- _CHALLENGE_
Tally the lines in the listing below that contain the string "unit", and reply with only that number.

- _MATERIAL PROVIDED_
/---

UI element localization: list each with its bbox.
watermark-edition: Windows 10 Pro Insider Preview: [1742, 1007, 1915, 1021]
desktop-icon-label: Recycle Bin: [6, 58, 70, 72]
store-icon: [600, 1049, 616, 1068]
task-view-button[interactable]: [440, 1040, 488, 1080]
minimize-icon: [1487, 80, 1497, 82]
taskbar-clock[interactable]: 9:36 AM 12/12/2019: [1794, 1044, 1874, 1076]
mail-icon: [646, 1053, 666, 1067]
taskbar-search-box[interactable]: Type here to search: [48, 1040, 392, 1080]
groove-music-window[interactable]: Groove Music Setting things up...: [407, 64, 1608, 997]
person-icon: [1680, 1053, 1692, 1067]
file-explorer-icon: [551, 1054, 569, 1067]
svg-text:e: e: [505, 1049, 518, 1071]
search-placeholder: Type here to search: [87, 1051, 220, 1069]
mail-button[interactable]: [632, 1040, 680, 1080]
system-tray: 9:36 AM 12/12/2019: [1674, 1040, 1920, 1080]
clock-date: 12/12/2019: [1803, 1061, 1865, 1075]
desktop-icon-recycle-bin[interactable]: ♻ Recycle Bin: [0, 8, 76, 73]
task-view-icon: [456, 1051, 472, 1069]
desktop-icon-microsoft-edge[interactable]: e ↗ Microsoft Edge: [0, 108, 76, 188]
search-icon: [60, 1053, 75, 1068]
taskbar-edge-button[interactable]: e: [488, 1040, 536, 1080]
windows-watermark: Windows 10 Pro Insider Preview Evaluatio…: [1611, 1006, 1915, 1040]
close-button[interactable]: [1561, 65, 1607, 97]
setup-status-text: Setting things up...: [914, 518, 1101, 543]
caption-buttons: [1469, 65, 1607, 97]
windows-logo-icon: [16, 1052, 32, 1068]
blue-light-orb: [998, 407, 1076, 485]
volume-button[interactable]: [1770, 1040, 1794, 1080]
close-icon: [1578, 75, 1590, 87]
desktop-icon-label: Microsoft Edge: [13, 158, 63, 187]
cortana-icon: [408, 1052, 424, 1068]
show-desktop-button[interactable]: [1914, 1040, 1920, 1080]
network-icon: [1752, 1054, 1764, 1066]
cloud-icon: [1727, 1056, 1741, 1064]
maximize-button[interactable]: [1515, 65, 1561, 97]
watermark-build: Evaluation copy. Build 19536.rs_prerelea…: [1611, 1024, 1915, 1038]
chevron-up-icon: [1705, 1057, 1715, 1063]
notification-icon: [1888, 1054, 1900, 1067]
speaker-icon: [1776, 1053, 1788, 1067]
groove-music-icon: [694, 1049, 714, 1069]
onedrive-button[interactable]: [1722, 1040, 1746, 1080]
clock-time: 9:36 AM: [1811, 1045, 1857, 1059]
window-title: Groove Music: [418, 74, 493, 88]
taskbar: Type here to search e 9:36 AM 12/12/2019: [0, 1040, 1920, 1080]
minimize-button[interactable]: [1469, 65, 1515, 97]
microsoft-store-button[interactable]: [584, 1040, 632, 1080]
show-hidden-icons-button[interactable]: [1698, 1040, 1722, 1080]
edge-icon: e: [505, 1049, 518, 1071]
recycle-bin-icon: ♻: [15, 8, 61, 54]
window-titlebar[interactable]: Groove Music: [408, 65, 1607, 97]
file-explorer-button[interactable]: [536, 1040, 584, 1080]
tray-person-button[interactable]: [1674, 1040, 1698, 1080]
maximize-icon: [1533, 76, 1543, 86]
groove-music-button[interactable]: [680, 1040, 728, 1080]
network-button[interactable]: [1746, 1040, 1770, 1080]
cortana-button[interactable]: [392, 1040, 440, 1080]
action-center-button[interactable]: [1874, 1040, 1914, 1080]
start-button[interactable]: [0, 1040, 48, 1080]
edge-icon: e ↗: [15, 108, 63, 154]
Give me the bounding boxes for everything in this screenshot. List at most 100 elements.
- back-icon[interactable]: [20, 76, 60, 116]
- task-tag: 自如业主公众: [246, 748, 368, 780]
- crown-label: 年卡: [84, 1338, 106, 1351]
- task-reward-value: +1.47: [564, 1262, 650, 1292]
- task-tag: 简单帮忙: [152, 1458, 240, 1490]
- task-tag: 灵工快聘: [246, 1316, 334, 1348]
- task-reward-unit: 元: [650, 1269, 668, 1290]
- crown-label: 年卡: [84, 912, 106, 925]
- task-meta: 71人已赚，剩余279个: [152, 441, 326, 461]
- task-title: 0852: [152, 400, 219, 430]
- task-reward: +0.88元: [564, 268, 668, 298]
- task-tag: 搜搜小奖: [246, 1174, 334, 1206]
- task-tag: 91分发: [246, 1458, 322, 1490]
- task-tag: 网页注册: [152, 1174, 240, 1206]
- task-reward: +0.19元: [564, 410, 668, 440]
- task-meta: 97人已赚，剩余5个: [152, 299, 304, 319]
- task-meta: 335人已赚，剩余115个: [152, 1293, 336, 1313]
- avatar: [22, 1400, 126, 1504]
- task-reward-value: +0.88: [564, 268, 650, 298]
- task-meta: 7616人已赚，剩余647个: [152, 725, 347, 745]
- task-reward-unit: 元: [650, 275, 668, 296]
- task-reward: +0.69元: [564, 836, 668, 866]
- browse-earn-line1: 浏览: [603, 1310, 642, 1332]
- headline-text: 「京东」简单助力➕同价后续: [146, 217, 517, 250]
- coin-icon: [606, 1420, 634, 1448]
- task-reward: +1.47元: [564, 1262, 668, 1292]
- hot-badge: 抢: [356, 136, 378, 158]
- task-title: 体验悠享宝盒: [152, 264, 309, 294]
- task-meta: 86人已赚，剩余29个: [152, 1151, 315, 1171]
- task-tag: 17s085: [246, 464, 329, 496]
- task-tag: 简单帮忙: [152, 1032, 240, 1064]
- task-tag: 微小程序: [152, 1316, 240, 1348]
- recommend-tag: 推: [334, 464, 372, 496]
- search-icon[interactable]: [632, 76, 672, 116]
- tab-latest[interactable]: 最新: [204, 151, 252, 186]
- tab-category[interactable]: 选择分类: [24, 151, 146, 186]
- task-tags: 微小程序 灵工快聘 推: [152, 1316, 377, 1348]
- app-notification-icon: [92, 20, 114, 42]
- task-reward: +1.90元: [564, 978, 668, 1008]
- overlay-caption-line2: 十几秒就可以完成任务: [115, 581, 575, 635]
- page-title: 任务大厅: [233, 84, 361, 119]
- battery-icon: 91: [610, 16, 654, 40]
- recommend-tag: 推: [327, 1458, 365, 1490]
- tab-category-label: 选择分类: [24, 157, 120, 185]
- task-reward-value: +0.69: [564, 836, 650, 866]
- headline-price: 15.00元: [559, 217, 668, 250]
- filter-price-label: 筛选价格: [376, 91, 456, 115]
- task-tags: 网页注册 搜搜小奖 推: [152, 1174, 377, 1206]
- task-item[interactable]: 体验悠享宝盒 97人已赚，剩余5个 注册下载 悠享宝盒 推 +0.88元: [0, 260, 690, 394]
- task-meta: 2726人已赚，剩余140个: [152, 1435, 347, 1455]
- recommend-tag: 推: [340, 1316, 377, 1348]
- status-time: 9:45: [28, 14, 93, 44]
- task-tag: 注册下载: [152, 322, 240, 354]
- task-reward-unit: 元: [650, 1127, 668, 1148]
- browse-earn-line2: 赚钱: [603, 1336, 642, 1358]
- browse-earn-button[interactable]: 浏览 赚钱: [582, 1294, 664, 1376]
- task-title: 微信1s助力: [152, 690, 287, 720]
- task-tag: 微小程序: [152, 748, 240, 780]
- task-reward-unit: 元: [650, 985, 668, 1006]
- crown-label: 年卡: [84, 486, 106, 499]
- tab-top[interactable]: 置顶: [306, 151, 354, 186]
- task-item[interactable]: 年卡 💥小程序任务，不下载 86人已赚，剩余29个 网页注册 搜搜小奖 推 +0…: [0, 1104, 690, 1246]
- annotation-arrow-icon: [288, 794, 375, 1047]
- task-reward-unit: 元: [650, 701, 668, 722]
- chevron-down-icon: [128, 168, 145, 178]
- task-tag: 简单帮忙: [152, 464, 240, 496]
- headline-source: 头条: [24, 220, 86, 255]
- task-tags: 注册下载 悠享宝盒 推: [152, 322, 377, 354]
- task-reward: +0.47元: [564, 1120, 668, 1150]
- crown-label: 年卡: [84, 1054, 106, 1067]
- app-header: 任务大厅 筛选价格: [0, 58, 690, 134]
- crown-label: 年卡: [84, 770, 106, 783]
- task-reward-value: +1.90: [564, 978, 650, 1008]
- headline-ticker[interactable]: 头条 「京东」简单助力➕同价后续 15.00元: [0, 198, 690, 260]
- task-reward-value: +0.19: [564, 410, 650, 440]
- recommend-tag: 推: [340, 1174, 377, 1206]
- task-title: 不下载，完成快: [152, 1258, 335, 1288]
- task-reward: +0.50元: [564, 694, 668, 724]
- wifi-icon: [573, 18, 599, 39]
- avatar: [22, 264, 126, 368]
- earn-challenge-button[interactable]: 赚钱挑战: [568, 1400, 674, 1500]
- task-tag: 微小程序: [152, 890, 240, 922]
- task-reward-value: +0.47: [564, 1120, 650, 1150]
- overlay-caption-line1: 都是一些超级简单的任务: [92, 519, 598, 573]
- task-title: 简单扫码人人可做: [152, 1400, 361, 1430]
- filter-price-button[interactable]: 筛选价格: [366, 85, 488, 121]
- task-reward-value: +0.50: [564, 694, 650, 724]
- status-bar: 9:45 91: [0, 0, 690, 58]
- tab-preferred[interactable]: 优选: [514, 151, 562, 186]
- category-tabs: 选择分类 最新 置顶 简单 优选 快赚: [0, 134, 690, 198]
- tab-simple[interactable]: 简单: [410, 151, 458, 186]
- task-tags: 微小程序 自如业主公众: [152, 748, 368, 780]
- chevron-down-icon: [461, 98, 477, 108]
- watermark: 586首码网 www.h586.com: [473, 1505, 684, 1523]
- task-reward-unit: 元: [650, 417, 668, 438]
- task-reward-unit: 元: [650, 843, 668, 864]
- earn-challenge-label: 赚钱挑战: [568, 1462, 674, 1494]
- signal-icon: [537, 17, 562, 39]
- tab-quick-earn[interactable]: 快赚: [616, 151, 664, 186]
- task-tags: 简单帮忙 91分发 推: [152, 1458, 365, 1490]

\---

- _SOLUTION FOR THIS EXERCISE_
7